(Extracted records)
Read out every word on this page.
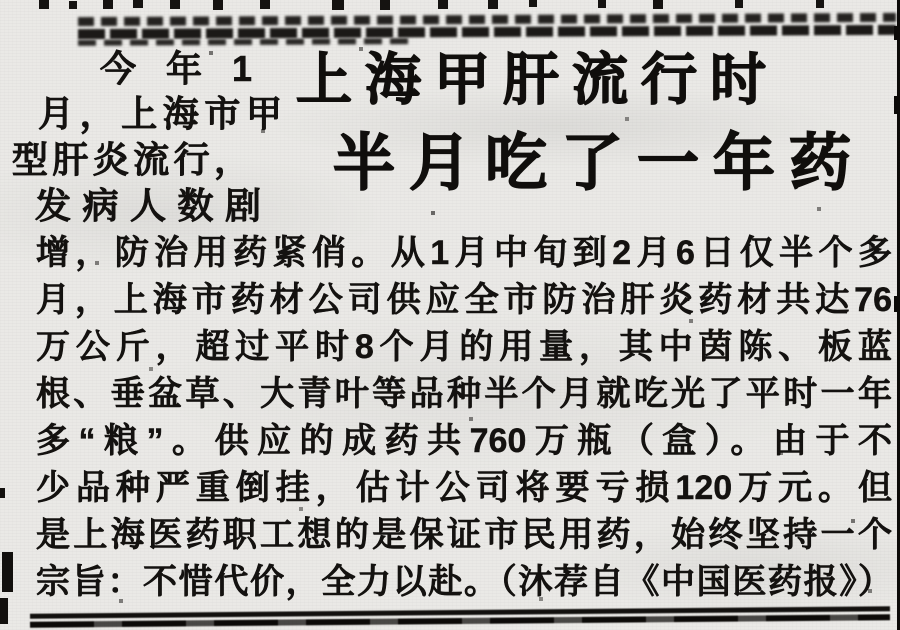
今 年 1
月，上海市甲
型肝炎流行，
发病人数剧
上海甲肝流行时
半月吃了一年药
增，防治用药紧俏。从1月中旬到2月6日仅半个多
月，上海市药材公司供应全市防治肝炎药材共达76
万公斤，超过平时8个月的用量，其中茵陈、板蓝
根、垂盆草、大青叶等品种半个月就吃光了平时一年
多“粮”。供应的成药共760万瓶（盒）。由于不
少品种严重倒挂，估计公司将要亏损120万元。但
是上海医药职工想的是保证市民用药，始终坚持一个
宗旨：不惜代价，全力以赴。（沐荐自《中国医药报》）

▶ Task objective
Reproduce the records above exactly, leaving out every picture they contain.

▶ Task response
Read out every word on this page.
今 年 1
月，上海市甲
型肝炎流行，
发病人数剧
上海甲肝流行时
半月吃了一年药
增，防治用药紧俏。从1月中旬到2月6日仅半个多
月，上海市药材公司供应全市防治肝炎药材共达76
万公斤，超过平时8个月的用量，其中茵陈、板蓝
根、垂盆草、大青叶等品种半个月就吃光了平时一年
多“粮”。供应的成药共760万瓶（盒）。由于不
少品种严重倒挂，估计公司将要亏损120万元。但
是上海医药职工想的是保证市民用药，始终坚持一个
宗旨：不惜代价，全力以赴。（沐荐自《中国医药报》）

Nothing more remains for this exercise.